§ **INPUT ROWS**
++++++++++

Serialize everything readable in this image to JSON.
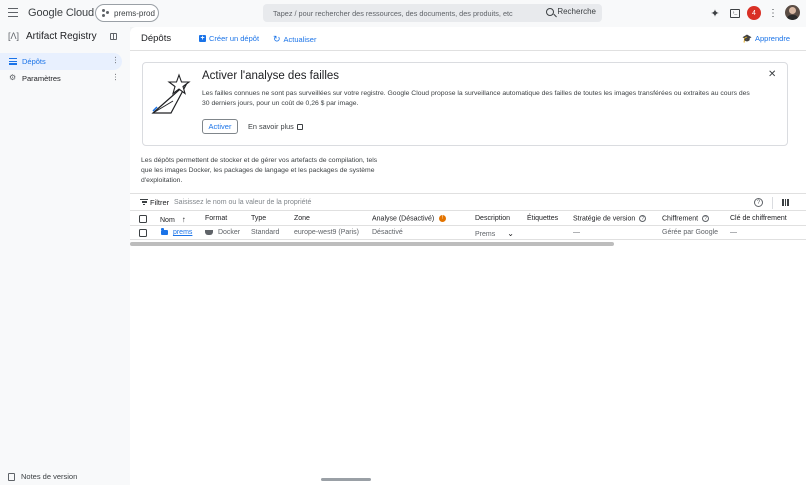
{
  "topbar": {
    "logo": "Google Cloud",
    "project": "prems-prod",
    "search_placeholder": "Tapez / pour rechercher des ressources, des documents, des produits, etc",
    "search_button": "Recherche",
    "notifications_count": "4"
  },
  "sidebar": {
    "product_title": "Artifact Registry",
    "items": [
      {
        "label": "Dépôts",
        "active": true
      },
      {
        "label": "Paramètres",
        "active": false
      }
    ],
    "footer": "Notes de version"
  },
  "header": {
    "title": "Dépôts",
    "create": "Créer un dépôt",
    "refresh": "Actualiser",
    "learn": "Apprendre"
  },
  "banner": {
    "title": "Activer l'analyse des failles",
    "text": "Les failles connues ne sont pas surveillées sur votre registre. Google Cloud propose la surveillance automatique des failles de toutes les images transférées ou extraites au cours des 30 derniers jours, pour un coût de 0,26 $ par image.",
    "activate": "Activer",
    "learn_more": "En savoir plus"
  },
  "description": "Les dépôts permettent de stocker et de gérer vos artefacts de compilation, tels que les images Docker, les packages de langage et les packages de système d'exploitation.",
  "filter": {
    "label": "Filtrer",
    "placeholder": "Saisissez le nom ou la valeur de la propriété"
  },
  "table": {
    "columns": [
      "Nom",
      "Format",
      "Type",
      "Zone",
      "Analyse (Désactivé)",
      "Description",
      "Étiquettes",
      "Stratégie de version",
      "Chiffrement",
      "Clé de chiffrement"
    ],
    "rows": [
      {
        "name": "prems",
        "format": "Docker",
        "type": "Standard",
        "zone": "europe-west9 (Paris)",
        "analyse": "Désactivé",
        "description": "Prems",
        "labels": "",
        "version_policy": "—",
        "encryption": "Gérée par Google",
        "key": "—"
      }
    ]
  }
}
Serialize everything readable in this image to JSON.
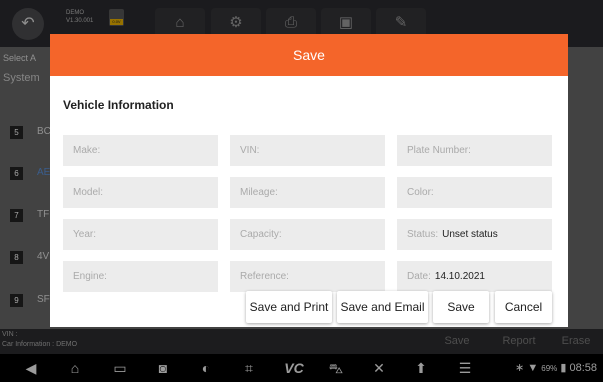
{
  "app": {
    "demo_label_line1": "DEMO",
    "demo_label_line2": "V1.30.001",
    "battery_badge": "0.0V"
  },
  "toolbar_icons": [
    "home-icon",
    "gear-icon",
    "printer-icon",
    "image-icon",
    "edit-icon"
  ],
  "background": {
    "select_text": "Select A",
    "system_text": "System",
    "rows": [
      {
        "num": "5",
        "text": "BC"
      },
      {
        "num": "6",
        "text": "AE"
      },
      {
        "num": "7",
        "text": "TF"
      },
      {
        "num": "8",
        "text": "4V"
      },
      {
        "num": "9",
        "text": "SF"
      }
    ],
    "vin_label": "VIN :",
    "car_info": "Car Information : DEMO",
    "footer_buttons": {
      "save": "Save",
      "report": "Report",
      "erase": "Erase"
    }
  },
  "dialog": {
    "title": "Save",
    "section_title": "Vehicle Information",
    "fields": {
      "make": {
        "label": "Make:",
        "value": ""
      },
      "vin": {
        "label": "VIN:",
        "value": ""
      },
      "plate": {
        "label": "Plate Number:",
        "value": ""
      },
      "model": {
        "label": "Model:",
        "value": ""
      },
      "mileage": {
        "label": "Mileage:",
        "value": ""
      },
      "color": {
        "label": "Color:",
        "value": ""
      },
      "year": {
        "label": "Year:",
        "value": ""
      },
      "capacity": {
        "label": "Capacity:",
        "value": ""
      },
      "status": {
        "label": "Status:",
        "value": "Unset status"
      },
      "engine": {
        "label": "Engine:",
        "value": ""
      },
      "reference": {
        "label": "Reference:",
        "value": ""
      },
      "date": {
        "label": "Date:",
        "value": "14.10.2021"
      }
    },
    "buttons": {
      "save_print": "Save and Print",
      "save_email": "Save and Email",
      "save": "Save",
      "cancel": "Cancel"
    }
  },
  "navbar": {
    "icons": [
      "back-icon",
      "home-icon",
      "recent-apps-icon",
      "camera-icon",
      "browser-icon",
      "screenshot-icon",
      "vci-icon",
      "car-icon",
      "tools-icon",
      "upload-icon",
      "menu-icon"
    ],
    "vci_label": "VC",
    "battery": "69%",
    "time": "08:58"
  },
  "colors": {
    "accent": "#f4652a",
    "field_bg": "#ececec",
    "dialog_bg": "#ffffff"
  }
}
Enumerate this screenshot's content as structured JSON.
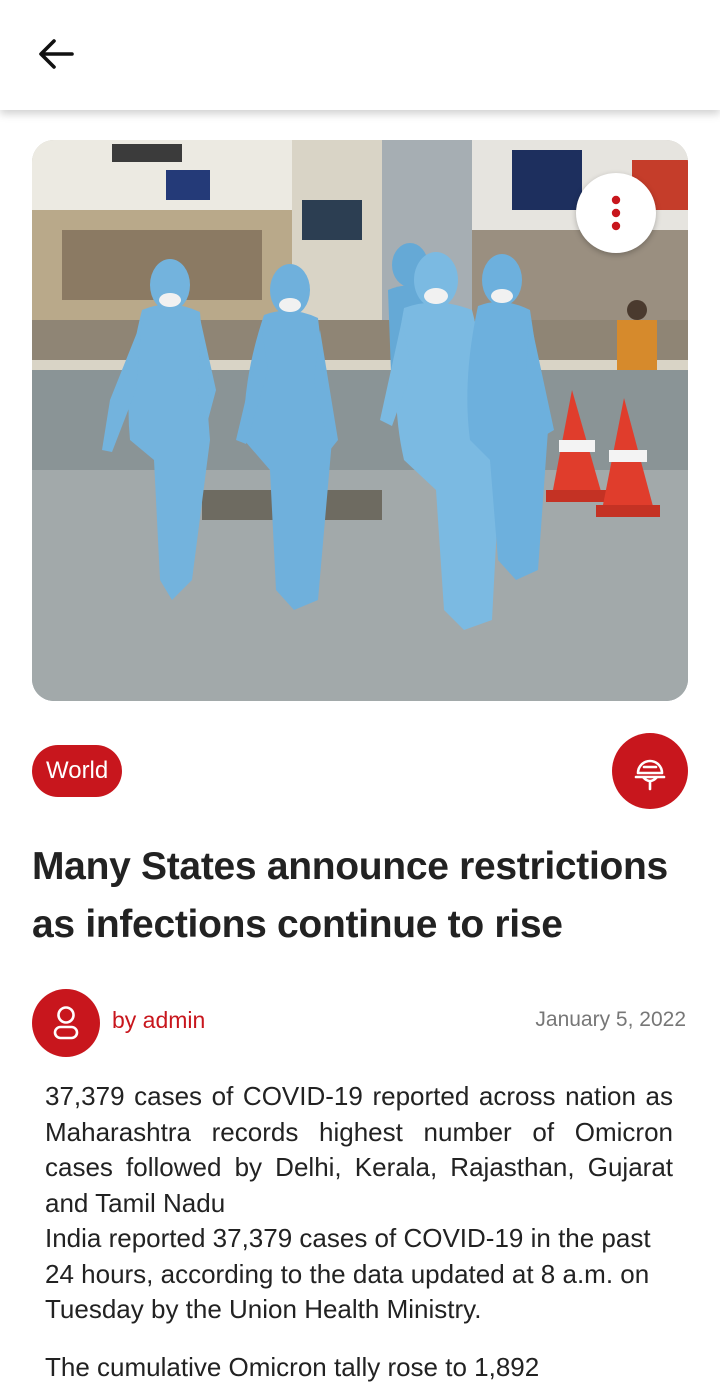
{
  "header": {
    "back_icon": "arrow-left-icon"
  },
  "hero": {
    "image_description_icon": "photo",
    "menu_icon": "vertical-dots-icon"
  },
  "article": {
    "category": "World",
    "listen_icon": "podcast-mic-icon",
    "title": "Many States announce restrictions as infections continue to rise",
    "author": "by admin",
    "author_icon": "user-icon",
    "date": "January 5, 2022",
    "paragraph_1": "37,379 cases of COVID-19 reported across nation as Maharashtra records highest number of Omicron cases followed by Delhi, Kerala, Rajasthan, Gujarat and Tamil Nadu",
    "paragraph_2": "India reported 37,379 cases of COVID-19 in the past 24 hours, according to the data updated at 8 a.m. on Tuesday by the Union Health Ministry.",
    "paragraph_3": "The cumulative Omicron tally rose to 1,892"
  },
  "colors": {
    "accent": "#c8161d",
    "text": "#222222",
    "muted": "#777777"
  }
}
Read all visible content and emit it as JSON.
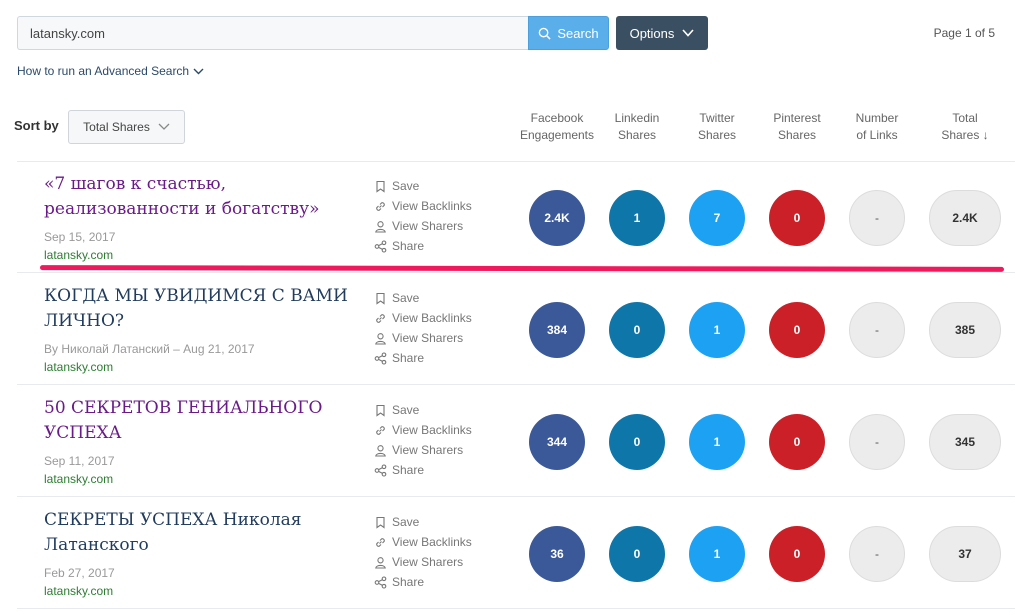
{
  "search": {
    "value": "latansky.com",
    "button_label": "Search",
    "options_label": "Options"
  },
  "page_indicator": "Page 1 of 5",
  "advanced_search_link": "How to run an Advanced Search",
  "sort": {
    "label": "Sort by",
    "selected": "Total Shares"
  },
  "columns": [
    {
      "line1": "Facebook",
      "line2": "Engagements"
    },
    {
      "line1": "Linkedin",
      "line2": "Shares"
    },
    {
      "line1": "Twitter",
      "line2": "Shares"
    },
    {
      "line1": "Pinterest",
      "line2": "Shares"
    },
    {
      "line1": "Number",
      "line2": "of Links"
    },
    {
      "line1": "Total",
      "line2": "Shares ↓"
    }
  ],
  "actions": {
    "save": "Save",
    "backlinks": "View Backlinks",
    "sharers": "View Sharers",
    "share": "Share"
  },
  "colors": {
    "facebook": "#3b5998",
    "linkedin": "#0e76a8",
    "twitter": "#1da1f2",
    "pinterest": "#cb2027",
    "highlight": "#f0195e"
  },
  "articles": [
    {
      "title": "«7 шагов к счастью, реализованности и богатству»",
      "meta": "Sep 15, 2017",
      "domain": "latansky.com",
      "facebook": "2.4K",
      "linkedin": "1",
      "twitter": "7",
      "pinterest": "0",
      "links": "-",
      "total": "2.4K"
    },
    {
      "title": "КОГДА МЫ УВИДИМСЯ С ВАМИ ЛИЧНО?",
      "meta": "By Николай Латанский – Aug 21, 2017",
      "domain": "latansky.com",
      "facebook": "384",
      "linkedin": "0",
      "twitter": "1",
      "pinterest": "0",
      "links": "-",
      "total": "385"
    },
    {
      "title": "50 СЕКРЕТОВ ГЕНИАЛЬНОГО УСПЕХА",
      "meta": "Sep 11, 2017",
      "domain": "latansky.com",
      "facebook": "344",
      "linkedin": "0",
      "twitter": "1",
      "pinterest": "0",
      "links": "-",
      "total": "345"
    },
    {
      "title": "СЕКРЕТЫ УСПЕХА Николая Латанского",
      "meta": "Feb 27, 2017",
      "domain": "latansky.com",
      "facebook": "36",
      "linkedin": "0",
      "twitter": "1",
      "pinterest": "0",
      "links": "-",
      "total": "37"
    }
  ]
}
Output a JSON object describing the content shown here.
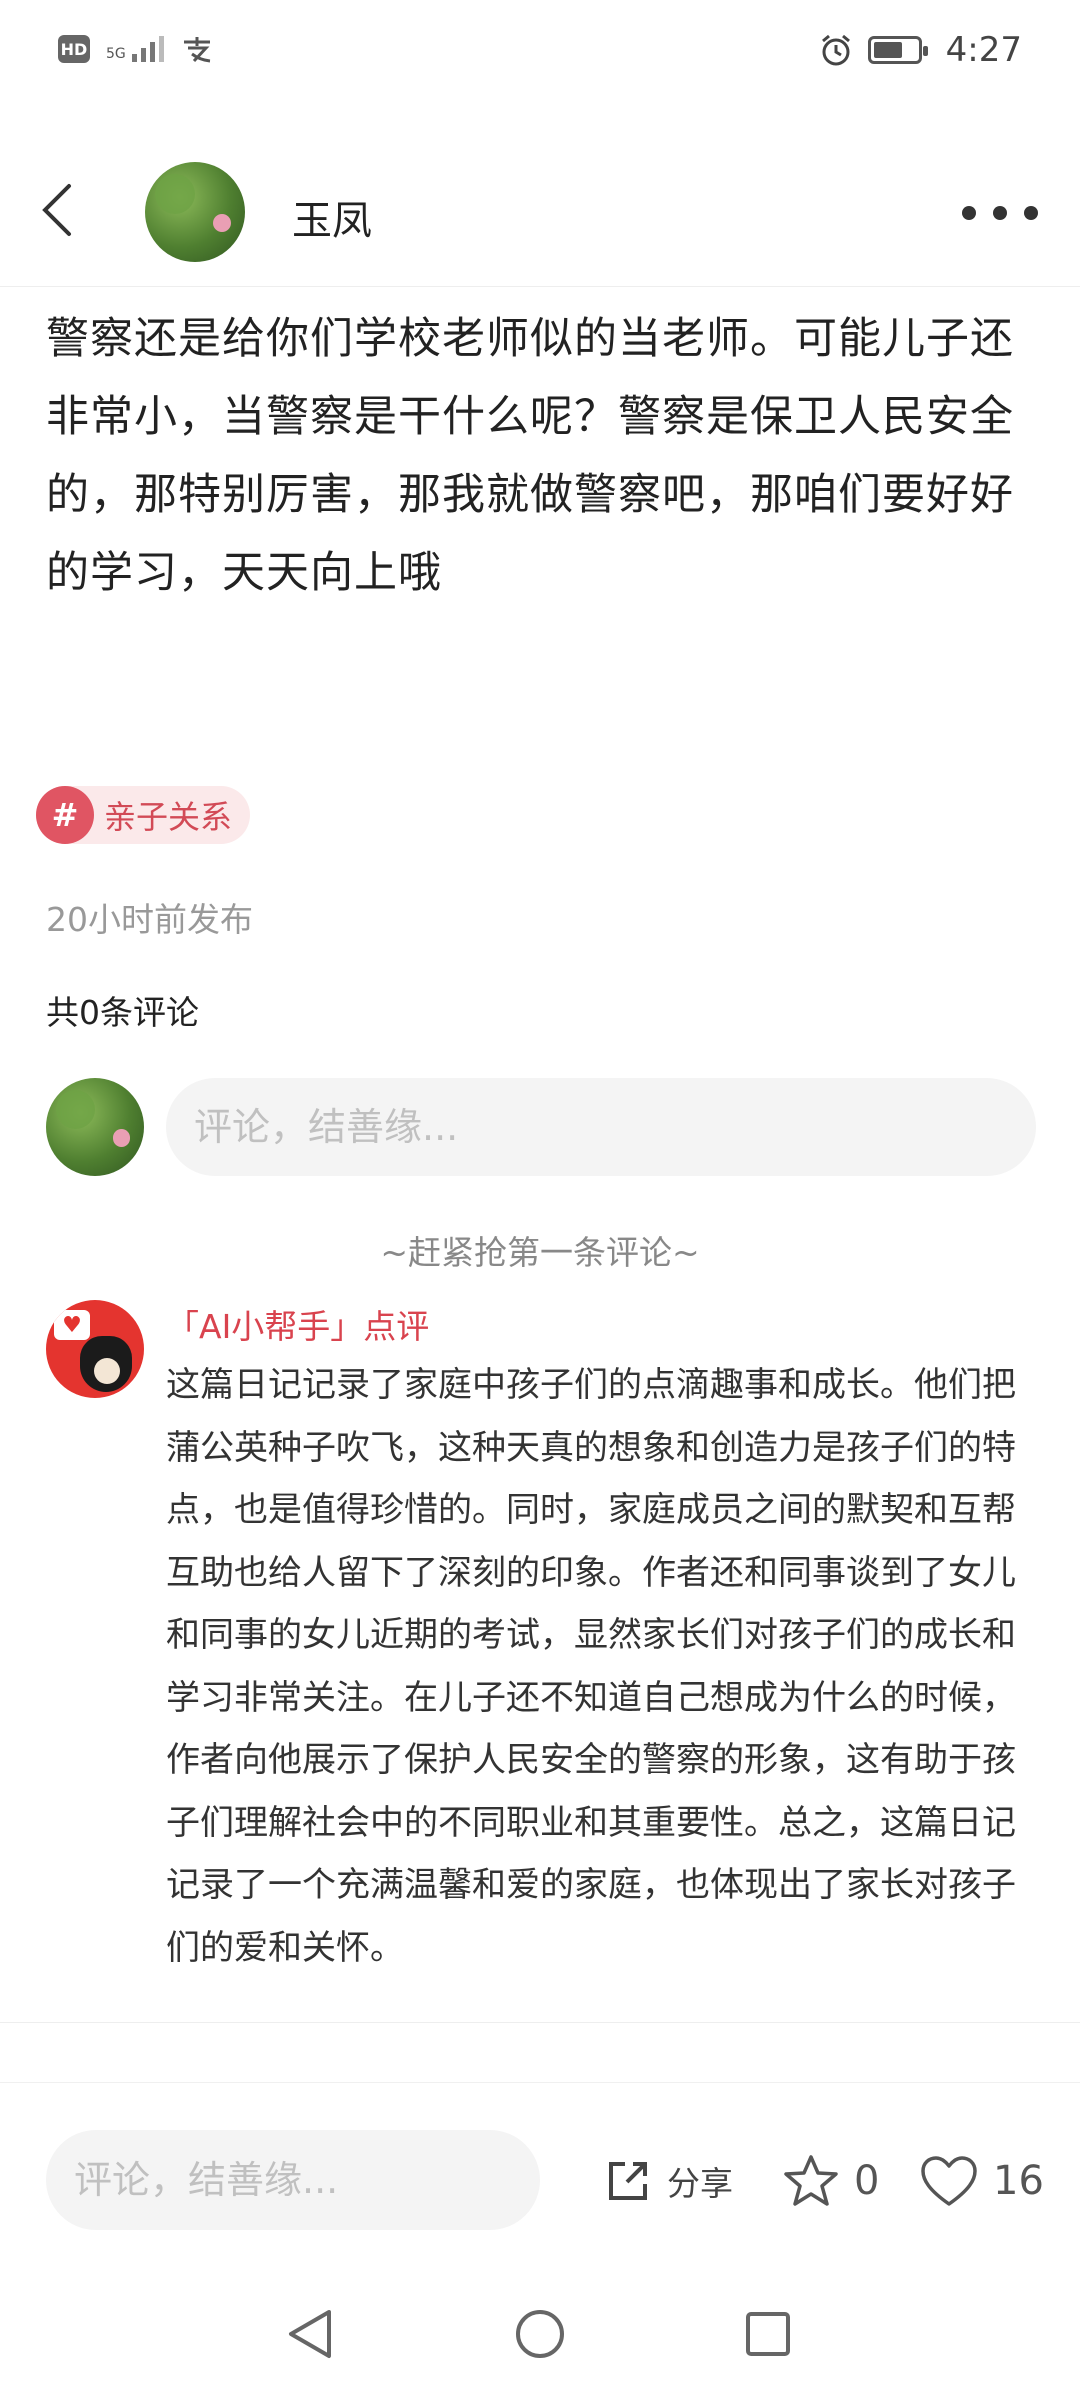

++++++++++

Where a line of the material above holds the string "cases", copy that line.

§ **SOLUTION FOR THIS PROBLEM**
    "paragraph_1": "37,379 cases of COVID-19 reported across nation as Maharashtra records highest number of Omicron cases followed by Delhi, Kerala, Rajasthan, Gujarat and Tamil Nadu",
    "paragraph_2": "India reported 37,379 cases of COVID-19 in the past 24 hours, according to the data updated at 8 a.m. on Tuesday by the Union Health Ministry.",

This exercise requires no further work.